- _RECORDED DATA_:
-- begin --
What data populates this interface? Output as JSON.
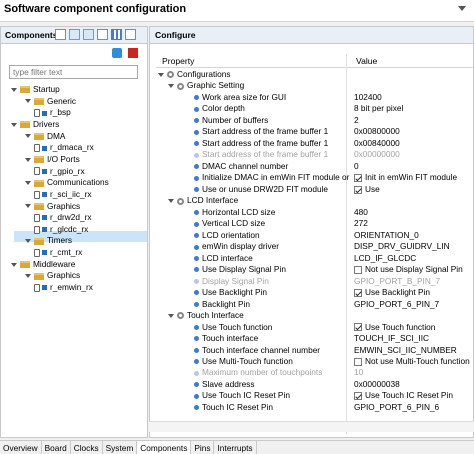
{
  "window": {
    "title": "Software component configuration"
  },
  "components": {
    "header": "Components",
    "filter_placeholder": "type filter text",
    "tree": [
      {
        "label": "Startup",
        "kind": "folder",
        "level": 1
      },
      {
        "label": "Generic",
        "kind": "folder",
        "level": 2
      },
      {
        "label": "r_bsp",
        "kind": "comp",
        "level": 3
      },
      {
        "label": "Drivers",
        "kind": "folder",
        "level": 1
      },
      {
        "label": "DMA",
        "kind": "folder",
        "level": 2
      },
      {
        "label": "r_dmaca_rx",
        "kind": "comp",
        "level": 3
      },
      {
        "label": "I/O Ports",
        "kind": "folder",
        "level": 2
      },
      {
        "label": "r_gpio_rx",
        "kind": "comp",
        "level": 3
      },
      {
        "label": "Communications",
        "kind": "folder",
        "level": 2
      },
      {
        "label": "r_sci_iic_rx",
        "kind": "comp",
        "level": 3
      },
      {
        "label": "Graphics",
        "kind": "folder",
        "level": 2
      },
      {
        "label": "r_drw2d_rx",
        "kind": "comp",
        "level": 3
      },
      {
        "label": "r_glcdc_rx",
        "kind": "comp",
        "level": 3
      },
      {
        "label": "Timers",
        "kind": "folder",
        "level": 2,
        "selected": true
      },
      {
        "label": "r_cmt_rx",
        "kind": "comp",
        "level": 3
      },
      {
        "label": "Middleware",
        "kind": "folder",
        "level": 1
      },
      {
        "label": "Graphics",
        "kind": "folder",
        "level": 2
      },
      {
        "label": "r_emwin_rx",
        "kind": "comp",
        "level": 3
      }
    ]
  },
  "configure": {
    "header": "Configure",
    "col_property": "Property",
    "col_value": "Value",
    "rows": [
      {
        "label": "Configurations",
        "type": "group",
        "level": 0
      },
      {
        "label": "Graphic Setting",
        "type": "group",
        "level": 1
      },
      {
        "label": "Work area size for GUI",
        "value": "102400",
        "level": 2
      },
      {
        "label": "Color depth",
        "value": "8 bit per pixel",
        "level": 2
      },
      {
        "label": "Number of buffers",
        "value": "2",
        "level": 2
      },
      {
        "label": "Start address of the frame buffer 1",
        "value": "0x00800000",
        "level": 2
      },
      {
        "label": "Start address of the frame buffer 1",
        "value": "0x00840000",
        "level": 2
      },
      {
        "label": "Start address of the frame buffer 1",
        "value": "0x00000000",
        "level": 2,
        "disabled": true
      },
      {
        "label": "DMAC channel number",
        "value": "0",
        "level": 2
      },
      {
        "label": "Initialize DMAC in emWin FIT module or not",
        "value": "Init in emWin FIT module",
        "checkbox": true,
        "checked": true,
        "level": 2
      },
      {
        "label": "Use or unuse DRW2D FIT module",
        "value": "Use",
        "checkbox": true,
        "checked": true,
        "level": 2
      },
      {
        "label": "LCD Interface",
        "type": "group",
        "level": 1
      },
      {
        "label": "Horizontal LCD size",
        "value": "480",
        "level": 2
      },
      {
        "label": "Vertical LCD size",
        "value": "272",
        "level": 2
      },
      {
        "label": "LCD orientation",
        "value": "ORIENTATION_0",
        "level": 2
      },
      {
        "label": "emWin display driver",
        "value": "DISP_DRV_GUIDRV_LIN",
        "level": 2
      },
      {
        "label": "LCD interface",
        "value": "LCD_IF_GLCDC",
        "level": 2
      },
      {
        "label": "Use Display Signal Pin",
        "value": "Not use Display Signal Pin",
        "checkbox": true,
        "checked": false,
        "level": 2
      },
      {
        "label": "Display Signal Pin",
        "value": "GPIO_PORT_B_PIN_7",
        "level": 2,
        "disabled": true
      },
      {
        "label": "Use Backlight Pin",
        "value": "Use Backlight Pin",
        "checkbox": true,
        "checked": true,
        "level": 2
      },
      {
        "label": "Backlight Pin",
        "value": "GPIO_PORT_6_PIN_7",
        "level": 2
      },
      {
        "label": "Touch Interface",
        "type": "group",
        "level": 1
      },
      {
        "label": "Use Touch function",
        "value": "Use Touch function",
        "checkbox": true,
        "checked": true,
        "level": 2
      },
      {
        "label": "Touch interface",
        "value": "TOUCH_IF_SCI_IIC",
        "level": 2
      },
      {
        "label": "Touch interface channel number",
        "value": "EMWIN_SCI_IIC_NUMBER",
        "level": 2
      },
      {
        "label": "Use Multi-Touch function",
        "value": "Not use Multi-Touch function",
        "checkbox": true,
        "checked": false,
        "level": 2
      },
      {
        "label": "Maximum number of touchpoints",
        "value": "10",
        "level": 2,
        "disabled": true
      },
      {
        "label": "Slave address",
        "value": "0x00000038",
        "level": 2
      },
      {
        "label": "Use Touch IC Reset Pin",
        "value": "Use Touch IC Reset Pin",
        "checkbox": true,
        "checked": true,
        "level": 2
      },
      {
        "label": "Touch IC Reset Pin",
        "value": "GPIO_PORT_6_PIN_6",
        "level": 2
      }
    ]
  },
  "tabs": [
    "Overview",
    "Board",
    "Clocks",
    "System",
    "Components",
    "Pins",
    "Interrupts"
  ],
  "active_tab": "Components",
  "icons": [
    "add-component-icon",
    "remove-component-icon",
    "collapse-icon",
    "expand-icon",
    "generate-icon"
  ],
  "colors": {
    "header_bg": "#e9eff7",
    "selection": "#cce4fa",
    "bullet": "#3a7bd5"
  }
}
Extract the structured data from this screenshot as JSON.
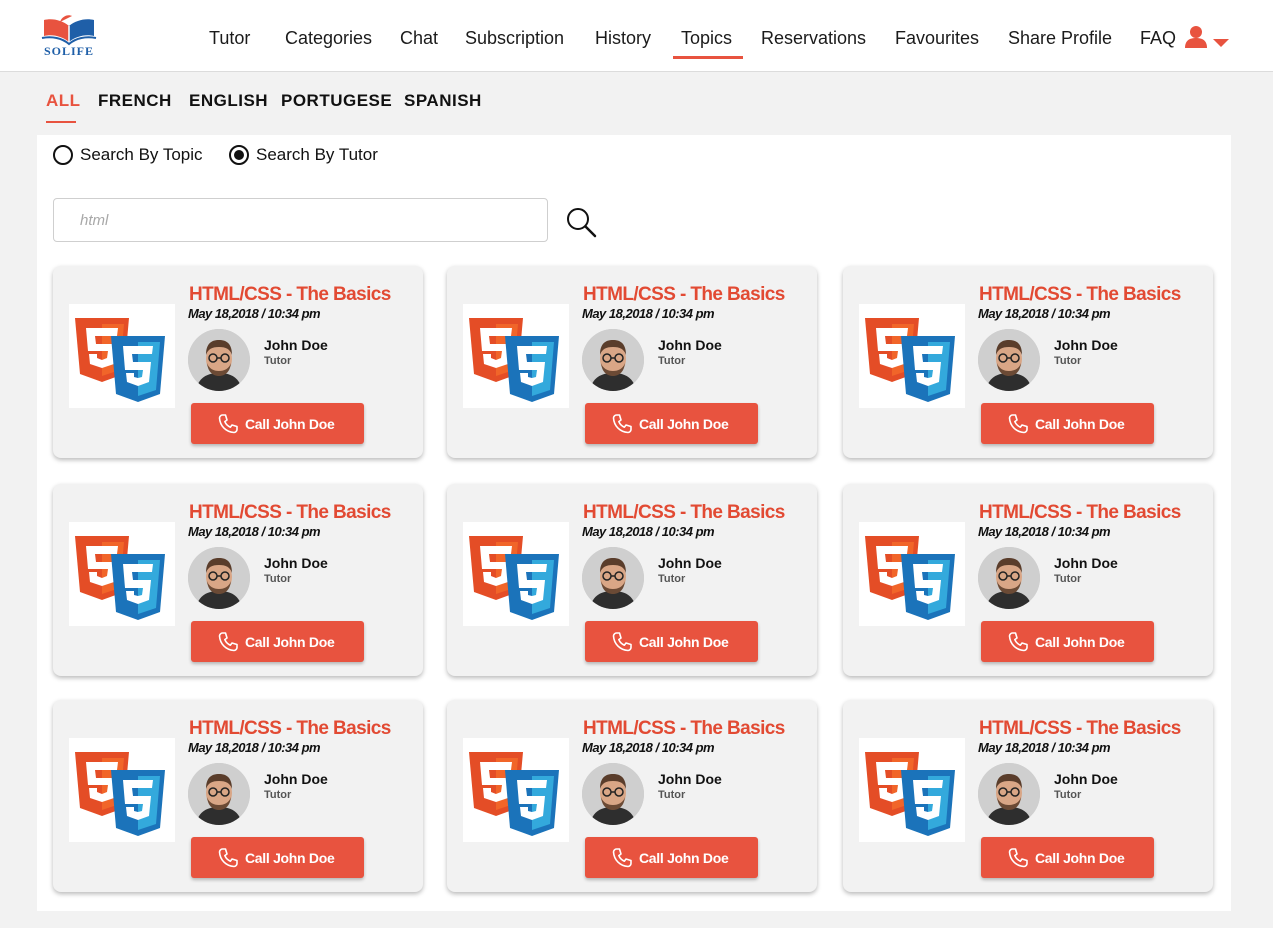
{
  "app": {
    "logo_text": "SOLIFE"
  },
  "nav": {
    "items": [
      {
        "label": "Tutor",
        "active": false
      },
      {
        "label": "Categories",
        "active": false
      },
      {
        "label": "Chat",
        "active": false
      },
      {
        "label": "Subscription",
        "active": false
      },
      {
        "label": "History",
        "active": false
      },
      {
        "label": "Topics",
        "active": true
      },
      {
        "label": "Reservations",
        "active": false
      },
      {
        "label": "Favourites",
        "active": false
      },
      {
        "label": "Share Profile",
        "active": false
      },
      {
        "label": "FAQ",
        "active": false
      }
    ],
    "user_icon": "user-icon",
    "dropdown_icon": "caret-down-icon"
  },
  "language_tabs": [
    {
      "label": "ALL",
      "active": true
    },
    {
      "label": "FRENCH",
      "active": false
    },
    {
      "label": "ENGLISH",
      "active": false
    },
    {
      "label": "PORTUGESE",
      "active": false
    },
    {
      "label": "SPANISH",
      "active": false
    }
  ],
  "search": {
    "mode_options": [
      {
        "label": "Search By Topic",
        "checked": false
      },
      {
        "label": "Search By Tutor",
        "checked": true
      }
    ],
    "placeholder": "html",
    "value": "",
    "icon": "search-icon"
  },
  "cards": [
    {
      "title": "HTML/CSS - The Basics",
      "date": "May 18,2018 / 10:34 pm",
      "tutor_name": "John Doe",
      "tutor_role": "Tutor",
      "button_label": "Call John Doe"
    },
    {
      "title": "HTML/CSS - The Basics",
      "date": "May 18,2018 / 10:34 pm",
      "tutor_name": "John Doe",
      "tutor_role": "Tutor",
      "button_label": "Call John Doe"
    },
    {
      "title": "HTML/CSS - The Basics",
      "date": "May 18,2018 / 10:34 pm",
      "tutor_name": "John Doe",
      "tutor_role": "Tutor",
      "button_label": "Call John Doe"
    },
    {
      "title": "HTML/CSS - The Basics",
      "date": "May 18,2018 / 10:34 pm",
      "tutor_name": "John Doe",
      "tutor_role": "Tutor",
      "button_label": "Call John Doe"
    },
    {
      "title": "HTML/CSS - The Basics",
      "date": "May 18,2018 / 10:34 pm",
      "tutor_name": "John Doe",
      "tutor_role": "Tutor",
      "button_label": "Call John Doe"
    },
    {
      "title": "HTML/CSS - The Basics",
      "date": "May 18,2018 / 10:34 pm",
      "tutor_name": "John Doe",
      "tutor_role": "Tutor",
      "button_label": "Call John Doe"
    },
    {
      "title": "HTML/CSS - The Basics",
      "date": "May 18,2018 / 10:34 pm",
      "tutor_name": "John Doe",
      "tutor_role": "Tutor",
      "button_label": "Call John Doe"
    },
    {
      "title": "HTML/CSS - The Basics",
      "date": "May 18,2018 / 10:34 pm",
      "tutor_name": "John Doe",
      "tutor_role": "Tutor",
      "button_label": "Call John Doe"
    },
    {
      "title": "HTML/CSS - The Basics",
      "date": "May 18,2018 / 10:34 pm",
      "tutor_name": "John Doe",
      "tutor_role": "Tutor",
      "button_label": "Call John Doe"
    }
  ],
  "colors": {
    "accent": "#e8533f",
    "title": "#e24a33",
    "html5": "#e44d26",
    "css3": "#1b73ba",
    "logo_blue": "#1f5fa8"
  }
}
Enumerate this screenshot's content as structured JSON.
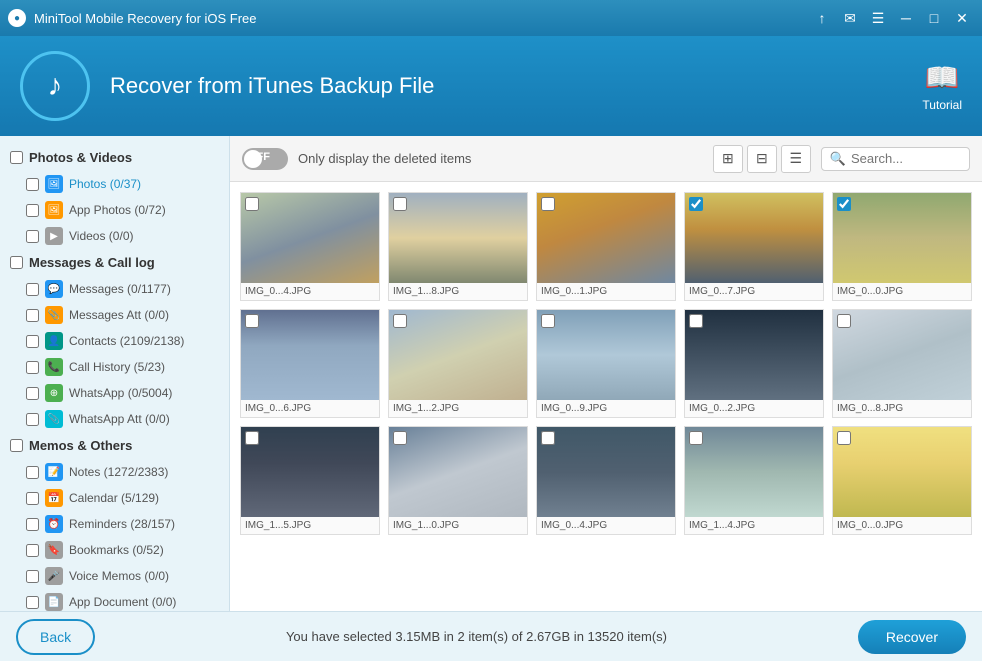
{
  "titleBar": {
    "title": "MiniTool Mobile Recovery for iOS Free",
    "controls": [
      "upload-icon",
      "mail-icon",
      "menu-icon",
      "minimize-icon",
      "maximize-icon",
      "close-icon"
    ]
  },
  "header": {
    "title": "Recover from iTunes Backup File",
    "tutorialLabel": "Tutorial"
  },
  "toolbar": {
    "toggleState": "OFF",
    "toggleLabel": "OFF",
    "displayText": "Only display the deleted items",
    "searchPlaceholder": "Search..."
  },
  "sidebar": {
    "groups": [
      {
        "label": "Photos & Videos",
        "checked": false,
        "items": [
          {
            "label": "Photos (0/37)",
            "icon": "image",
            "iconClass": "icon-blue",
            "checked": false,
            "active": true
          },
          {
            "label": "App Photos (0/72)",
            "icon": "image",
            "iconClass": "icon-orange",
            "checked": false
          },
          {
            "label": "Videos (0/0)",
            "icon": "video",
            "iconClass": "icon-gray",
            "checked": false
          }
        ]
      },
      {
        "label": "Messages & Call log",
        "checked": false,
        "items": [
          {
            "label": "Messages (0/1177)",
            "icon": "msg",
            "iconClass": "icon-blue",
            "checked": false
          },
          {
            "label": "Messages Att (0/0)",
            "icon": "attach",
            "iconClass": "icon-orange",
            "checked": false
          },
          {
            "label": "Contacts (2109/2138)",
            "icon": "contact",
            "iconClass": "icon-teal",
            "checked": false
          },
          {
            "label": "Call History (5/23)",
            "icon": "call",
            "iconClass": "icon-green",
            "checked": false
          },
          {
            "label": "WhatsApp (0/5004)",
            "icon": "wp",
            "iconClass": "icon-green",
            "checked": false
          },
          {
            "label": "WhatsApp Att (0/0)",
            "icon": "wp-att",
            "iconClass": "icon-cyan",
            "checked": false
          }
        ]
      },
      {
        "label": "Memos & Others",
        "checked": false,
        "items": [
          {
            "label": "Notes (1272/2383)",
            "icon": "note",
            "iconClass": "icon-blue",
            "checked": false
          },
          {
            "label": "Calendar (5/129)",
            "icon": "cal",
            "iconClass": "icon-orange",
            "checked": false
          },
          {
            "label": "Reminders (28/157)",
            "icon": "remind",
            "iconClass": "icon-blue",
            "checked": false
          },
          {
            "label": "Bookmarks (0/52)",
            "icon": "book",
            "iconClass": "icon-gray",
            "checked": false
          },
          {
            "label": "Voice Memos (0/0)",
            "icon": "voice",
            "iconClass": "icon-gray",
            "checked": false
          },
          {
            "label": "App Document (0/0)",
            "icon": "doc",
            "iconClass": "icon-gray",
            "checked": false
          }
        ]
      }
    ]
  },
  "photos": [
    {
      "label": "IMG_0...4.JPG",
      "thumbClass": "thumb-1",
      "checked": false
    },
    {
      "label": "IMG_1...8.JPG",
      "thumbClass": "thumb-2",
      "checked": false
    },
    {
      "label": "IMG_0...1.JPG",
      "thumbClass": "thumb-3",
      "checked": false
    },
    {
      "label": "IMG_0...7.JPG",
      "thumbClass": "thumb-4",
      "checked": true
    },
    {
      "label": "IMG_0...0.JPG",
      "thumbClass": "thumb-5",
      "checked": true
    },
    {
      "label": "IMG_0...6.JPG",
      "thumbClass": "thumb-6",
      "checked": false
    },
    {
      "label": "IMG_1...2.JPG",
      "thumbClass": "thumb-7",
      "checked": false
    },
    {
      "label": "IMG_0...9.JPG",
      "thumbClass": "thumb-8",
      "checked": false
    },
    {
      "label": "IMG_0...2.JPG",
      "thumbClass": "thumb-9",
      "checked": false
    },
    {
      "label": "IMG_0...8.JPG",
      "thumbClass": "thumb-10",
      "checked": false
    },
    {
      "label": "IMG_1...5.JPG",
      "thumbClass": "thumb-11",
      "checked": false
    },
    {
      "label": "IMG_1...0.JPG",
      "thumbClass": "thumb-12",
      "checked": false
    },
    {
      "label": "IMG_0...4.JPG",
      "thumbClass": "thumb-13",
      "checked": false
    },
    {
      "label": "IMG_1...4.JPG",
      "thumbClass": "thumb-14",
      "checked": false
    },
    {
      "label": "IMG_0...0.JPG",
      "thumbClass": "thumb-15",
      "checked": false
    }
  ],
  "statusBar": {
    "backLabel": "Back",
    "statusText": "You have selected 3.15MB in 2 item(s) of 2.67GB in 13520 item(s)",
    "recoverLabel": "Recover"
  }
}
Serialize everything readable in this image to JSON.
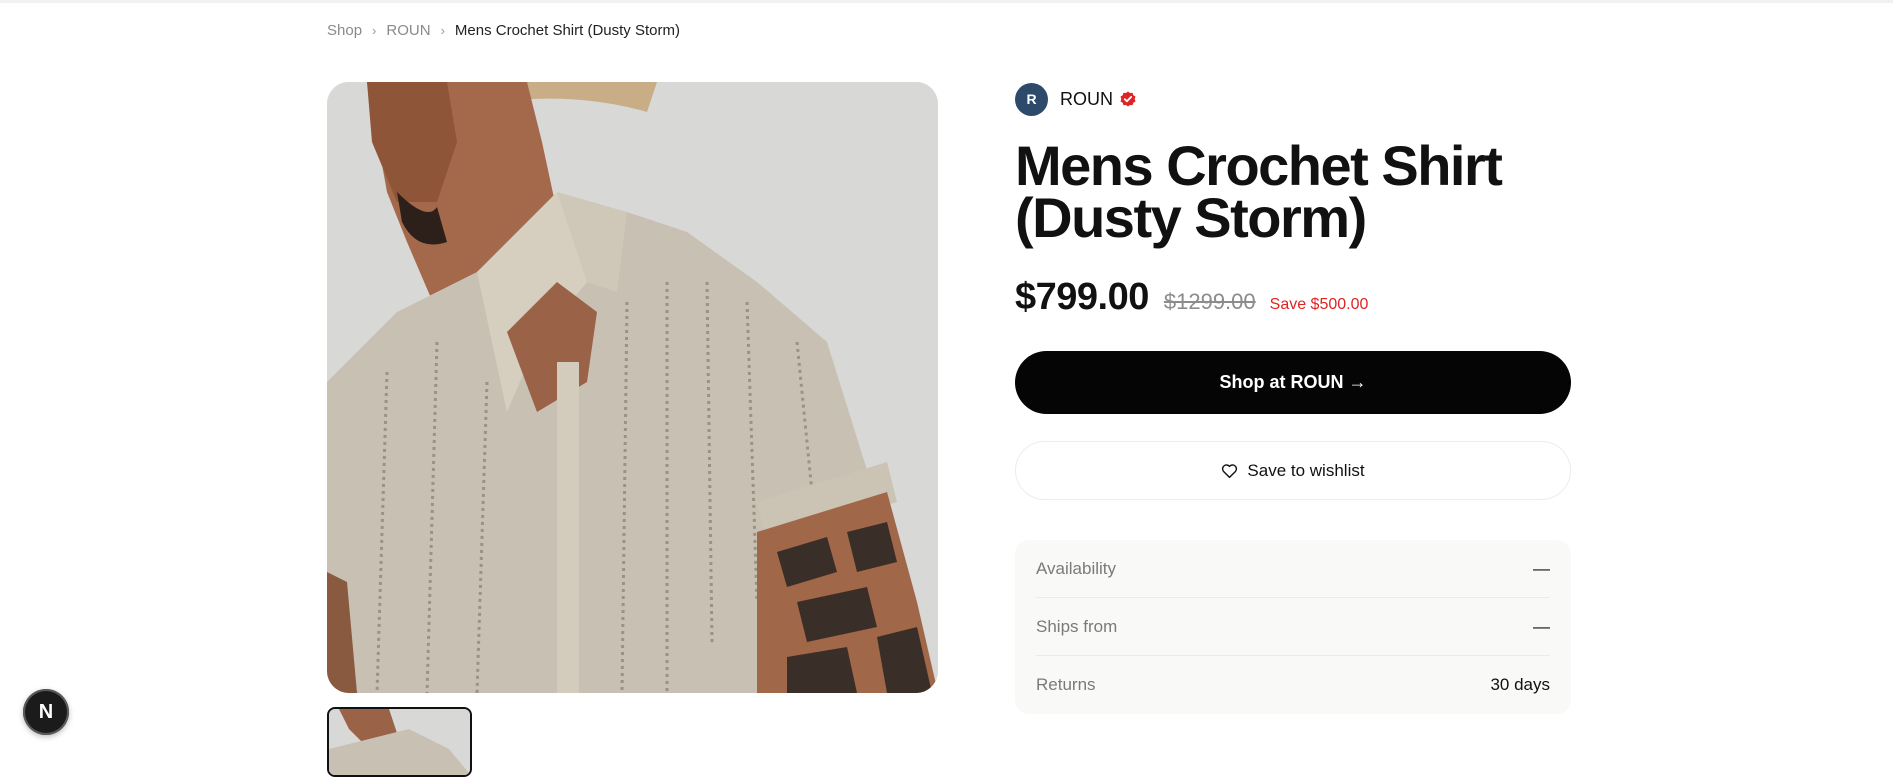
{
  "breadcrumb": {
    "items": [
      "Shop",
      "ROUN"
    ],
    "current": "Mens Crochet Shirt (Dusty Storm)"
  },
  "fab": {
    "label": "N"
  },
  "brand": {
    "initial": "R",
    "name": "ROUN",
    "avatar_color": "#2e4a6b",
    "verified_color": "#e02424"
  },
  "product": {
    "title": "Mens Crochet Shirt (Dusty Storm)",
    "price": "$799.00",
    "original_price": "$1299.00",
    "savings": "Save $500.00"
  },
  "actions": {
    "shop_label": "Shop at ROUN →",
    "wishlist_label": "Save to wishlist"
  },
  "details": [
    {
      "label": "Availability",
      "value": "—"
    },
    {
      "label": "Ships from",
      "value": "—"
    },
    {
      "label": "Returns",
      "value": "30 days"
    }
  ],
  "icons": {
    "verified": "verified-badge-icon",
    "wishlist": "heart-icon",
    "chevron": "chevron-right-icon"
  }
}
-- end --
- _TASK_: Copy each line above that contains the string "Storm".

- _RESULT OF THIS EXERCISE_:
    "current": "Mens Crochet Shirt (Dusty Storm)"
    "title": "Mens Crochet Shirt (Dusty Storm)",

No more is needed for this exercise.